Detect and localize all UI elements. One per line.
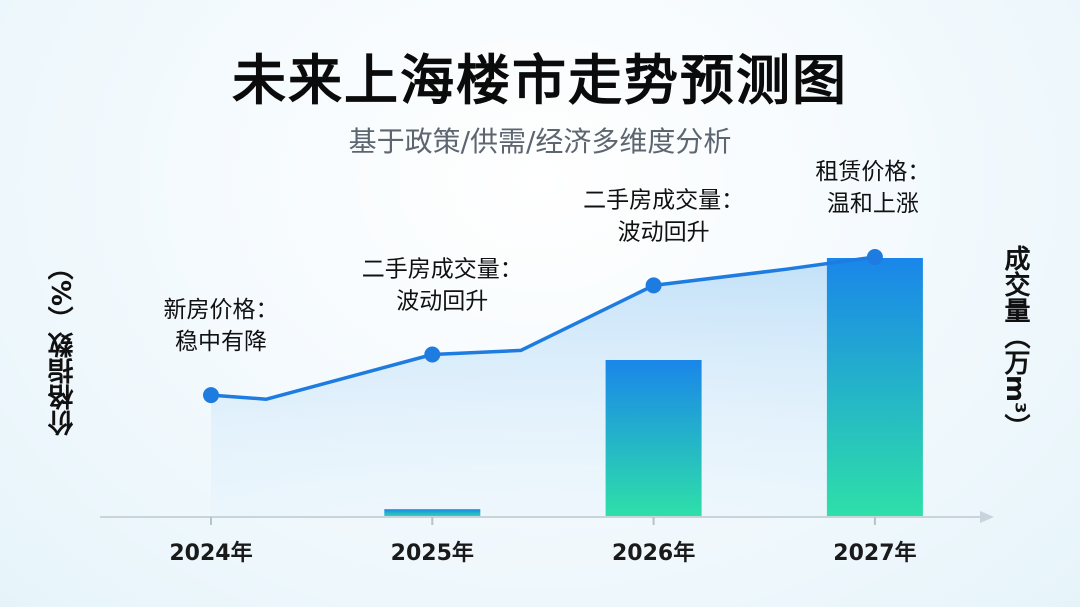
bar-2 <box>384 509 481 517</box>
bar-4 <box>826 258 923 517</box>
x-tick-label-4: 2027年 <box>833 540 916 566</box>
x-tick-label-2: 2025年 <box>391 540 474 566</box>
line-point-2 <box>424 346 441 363</box>
line-point-3 <box>645 277 662 294</box>
price-index-line <box>210 255 876 401</box>
annotation-4-line-1: 租赁价格： <box>815 159 930 185</box>
annotation-2-line-2: 波动回升 <box>396 289 488 315</box>
line-point-1 <box>203 387 219 404</box>
bar-3 <box>605 360 702 517</box>
annotation-3-line-1: 二手房成交量： <box>583 187 744 213</box>
chart-title: 未来上海楼市走势预测图 <box>232 49 848 112</box>
line-area-fill <box>211 257 875 517</box>
annotation-1-line-1: 新房价格： <box>164 297 279 323</box>
x-tick-label-3: 2026年 <box>612 540 695 566</box>
x-tick-label-1: 2024年 <box>169 540 252 566</box>
y-axis-right-label: 成交量（万m³） <box>1000 244 1030 440</box>
annotation-4-line-2: 温和上涨 <box>827 191 919 217</box>
line-point-4 <box>866 249 883 265</box>
chart-subtitle: 基于政策/供需/经济多维度分析 <box>348 125 732 158</box>
annotation-1-line-2: 稳中有降 <box>175 329 267 355</box>
annotation-2-line-1: 二手房成交量： <box>362 257 523 283</box>
annotation-3-line-2: 波动回升 <box>618 219 710 245</box>
x-axis-arrow <box>980 511 994 523</box>
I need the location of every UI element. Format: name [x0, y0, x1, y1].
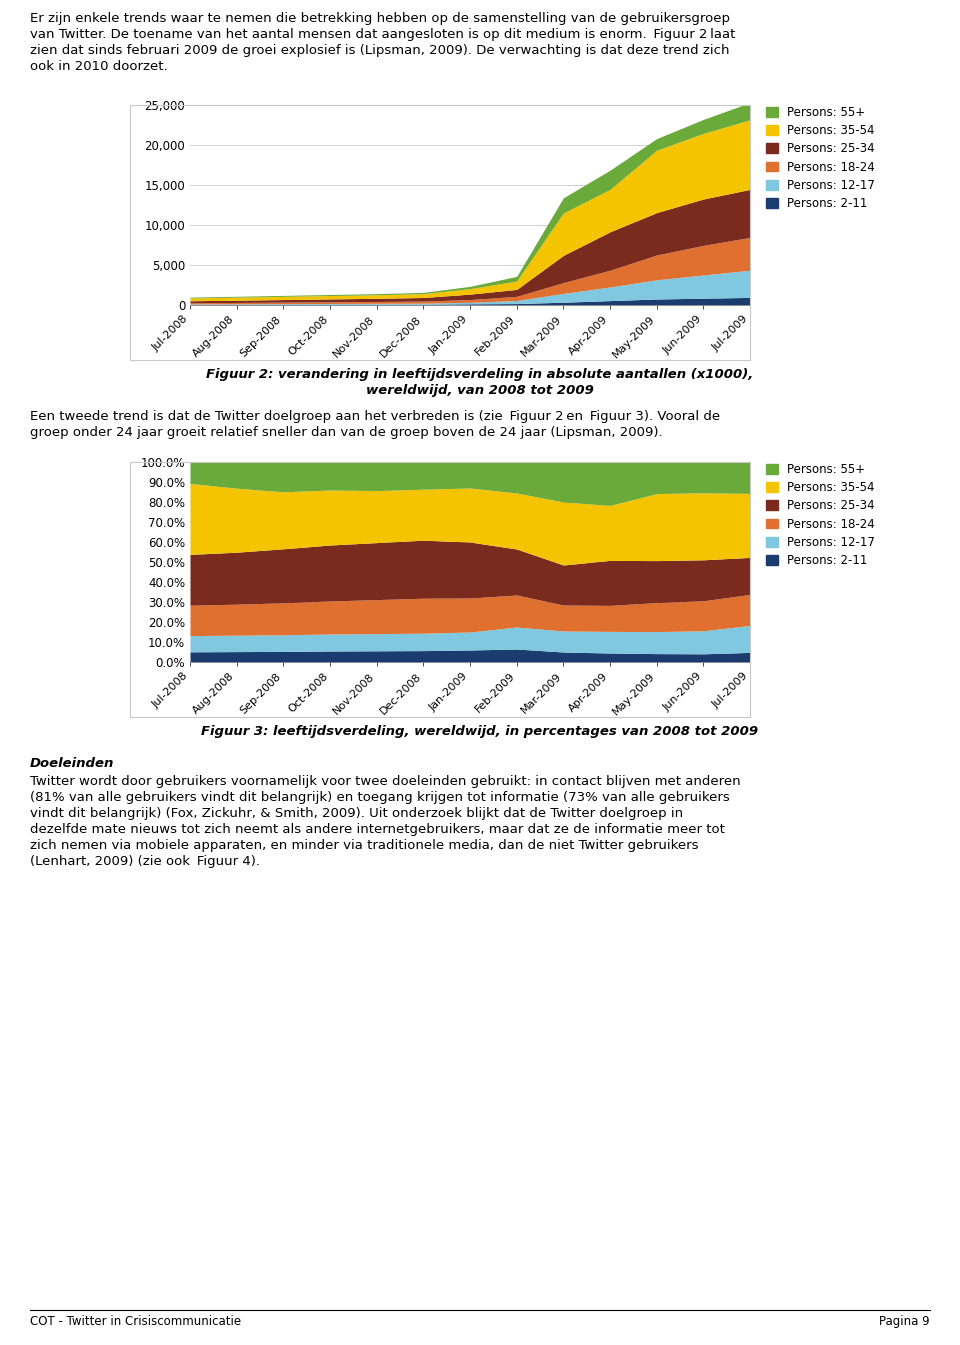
Legend: Persons: 55+, Persons: 35-54, Persons: 25-34, Persons: 18-24, Persons: 12-17, Pe: Persons: 55+, Persons: 35-54, Persons: 2… [761, 101, 879, 215]
Text: groep onder 24 jaar groeit relatief sneller dan van de groep boven de 24 jaar (L: groep onder 24 jaar groeit relatief snel… [30, 426, 662, 438]
Text: Twitter wordt door gebruikers voornamelijk voor twee doeleinden gebruikt: in con: Twitter wordt door gebruikers voornameli… [30, 775, 740, 788]
Text: Een tweede trend is dat de Twitter doelgroep aan het verbreden is (zie  Figuur 2: Een tweede trend is dat de Twitter doelg… [30, 410, 720, 422]
Text: wereldwijd, van 2008 tot 2009: wereldwijd, van 2008 tot 2009 [366, 385, 594, 397]
Text: zich nemen via mobiele apparaten, en minder via traditionele media, dan de niet : zich nemen via mobiele apparaten, en min… [30, 839, 699, 851]
Text: (Lenhart, 2009) (zie ook  Figuur 4).: (Lenhart, 2009) (zie ook Figuur 4). [30, 855, 260, 868]
Text: vindt dit belangrijk) (Fox, Zickuhr, & Smith, 2009). Uit onderzoek blijkt dat de: vindt dit belangrijk) (Fox, Zickuhr, & S… [30, 807, 684, 820]
Text: (81% van alle gebruikers vindt dit belangrijk) en toegang krijgen tot informatie: (81% van alle gebruikers vindt dit belan… [30, 791, 730, 804]
Text: ook in 2010 doorzet.: ook in 2010 doorzet. [30, 61, 168, 73]
Text: dezelfde mate nieuws tot zich neemt als andere internetgebruikers, maar dat ze d: dezelfde mate nieuws tot zich neemt als … [30, 823, 725, 837]
Text: Doeleinden: Doeleinden [30, 757, 114, 769]
Text: van Twitter. De toename van het aantal mensen dat aangesloten is op dit medium i: van Twitter. De toename van het aantal m… [30, 28, 735, 40]
Legend: Persons: 55+, Persons: 35-54, Persons: 25-34, Persons: 18-24, Persons: 12-17, Pe: Persons: 55+, Persons: 35-54, Persons: 2… [761, 459, 879, 572]
Text: Pagina 9: Pagina 9 [879, 1315, 930, 1328]
Text: Er zijn enkele trends waar te nemen die betrekking hebben op de samenstelling va: Er zijn enkele trends waar te nemen die … [30, 12, 730, 26]
Text: zien dat sinds februari 2009 de groei explosief is (Lipsman, 2009). De verwachti: zien dat sinds februari 2009 de groei ex… [30, 44, 730, 56]
Text: Figuur 3: leeftijdsverdeling, wereldwijd, in percentages van 2008 tot 2009: Figuur 3: leeftijdsverdeling, wereldwijd… [202, 725, 758, 738]
Text: Figuur 2: verandering in leeftijdsverdeling in absolute aantallen (x1000),: Figuur 2: verandering in leeftijdsverdel… [206, 369, 754, 381]
Text: COT - Twitter in Crisiscommunicatie: COT - Twitter in Crisiscommunicatie [30, 1315, 241, 1328]
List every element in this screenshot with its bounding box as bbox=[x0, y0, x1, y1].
================================
**SET EXERCISE:**
Retype every line of the items above precisely as they appear, leaving out the pictures.

**RESPONSE BELOW:**
Detect and localize all UI elements. One per line.
bar-2 <box>384 509 481 517</box>
bar-4 <box>826 258 923 517</box>
x-tick-label-4: 2027年 <box>833 540 916 566</box>
x-tick-label-2: 2025年 <box>391 540 474 566</box>
line-point-2 <box>424 346 441 363</box>
line-point-3 <box>645 277 662 294</box>
price-index-line <box>210 255 876 401</box>
annotation-4-line-1: 租赁价格： <box>815 159 930 185</box>
annotation-2-line-2: 波动回升 <box>396 289 488 315</box>
line-point-1 <box>203 387 219 404</box>
bar-3 <box>605 360 702 517</box>
annotation-3-line-1: 二手房成交量： <box>583 187 744 213</box>
chart-title: 未来上海楼市走势预测图 <box>232 49 848 112</box>
line-area-fill <box>211 257 875 517</box>
annotation-1-line-1: 新房价格： <box>164 297 279 323</box>
x-tick-label-3: 2026年 <box>612 540 695 566</box>
x-tick-label-1: 2024年 <box>169 540 252 566</box>
y-axis-right-label: 成交量（万m³） <box>1000 244 1030 440</box>
annotation-4-line-2: 温和上涨 <box>827 191 919 217</box>
line-point-4 <box>866 249 883 265</box>
chart-subtitle: 基于政策/供需/经济多维度分析 <box>348 125 732 158</box>
annotation-1-line-2: 稳中有降 <box>175 329 267 355</box>
annotation-2-line-1: 二手房成交量： <box>362 257 523 283</box>
annotation-3-line-2: 波动回升 <box>618 219 710 245</box>
x-axis-arrow <box>980 511 994 523</box>
I need the location of every UI element. Format: name [x0, y0, x1, y1].
Legend: Persons: 55+, Persons: 35-54, Persons: 25-34, Persons: 18-24, Persons: 12-17, Pe: Persons: 55+, Persons: 35-54, Persons: 2… [761, 101, 879, 215]
Text: groep onder 24 jaar groeit relatief sneller dan van de groep boven de 24 jaar (L: groep onder 24 jaar groeit relatief snel… [30, 426, 662, 438]
Text: Twitter wordt door gebruikers voornamelijk voor twee doeleinden gebruikt: in con: Twitter wordt door gebruikers voornameli… [30, 775, 740, 788]
Text: Een tweede trend is dat de Twitter doelgroep aan het verbreden is (zie  Figuur 2: Een tweede trend is dat de Twitter doelg… [30, 410, 720, 422]
Text: wereldwijd, van 2008 tot 2009: wereldwijd, van 2008 tot 2009 [366, 385, 594, 397]
Text: zich nemen via mobiele apparaten, en minder via traditionele media, dan de niet : zich nemen via mobiele apparaten, en min… [30, 839, 699, 851]
Text: (Lenhart, 2009) (zie ook  Figuur 4).: (Lenhart, 2009) (zie ook Figuur 4). [30, 855, 260, 868]
Text: vindt dit belangrijk) (Fox, Zickuhr, & Smith, 2009). Uit onderzoek blijkt dat de: vindt dit belangrijk) (Fox, Zickuhr, & S… [30, 807, 684, 820]
Text: (81% van alle gebruikers vindt dit belangrijk) en toegang krijgen tot informatie: (81% van alle gebruikers vindt dit belan… [30, 791, 730, 804]
Text: ook in 2010 doorzet.: ook in 2010 doorzet. [30, 61, 168, 73]
Text: dezelfde mate nieuws tot zich neemt als andere internetgebruikers, maar dat ze d: dezelfde mate nieuws tot zich neemt als … [30, 823, 725, 837]
Text: Doeleinden: Doeleinden [30, 757, 114, 769]
Text: van Twitter. De toename van het aantal mensen dat aangesloten is op dit medium i: van Twitter. De toename van het aantal m… [30, 28, 735, 40]
Legend: Persons: 55+, Persons: 35-54, Persons: 25-34, Persons: 18-24, Persons: 12-17, Pe: Persons: 55+, Persons: 35-54, Persons: 2… [761, 459, 879, 572]
Text: Pagina 9: Pagina 9 [879, 1315, 930, 1328]
Text: Er zijn enkele trends waar te nemen die betrekking hebben op de samenstelling va: Er zijn enkele trends waar te nemen die … [30, 12, 730, 26]
Text: zien dat sinds februari 2009 de groei explosief is (Lipsman, 2009). De verwachti: zien dat sinds februari 2009 de groei ex… [30, 44, 730, 56]
Text: Figuur 3: leeftijdsverdeling, wereldwijd, in percentages van 2008 tot 2009: Figuur 3: leeftijdsverdeling, wereldwijd… [202, 725, 758, 738]
Text: Figuur 2: verandering in leeftijdsverdeling in absolute aantallen (x1000),: Figuur 2: verandering in leeftijdsverdel… [206, 369, 754, 381]
Text: COT - Twitter in Crisiscommunicatie: COT - Twitter in Crisiscommunicatie [30, 1315, 241, 1328]
List every element in this screenshot with its bounding box as bbox=[x0, y0, x1, y1].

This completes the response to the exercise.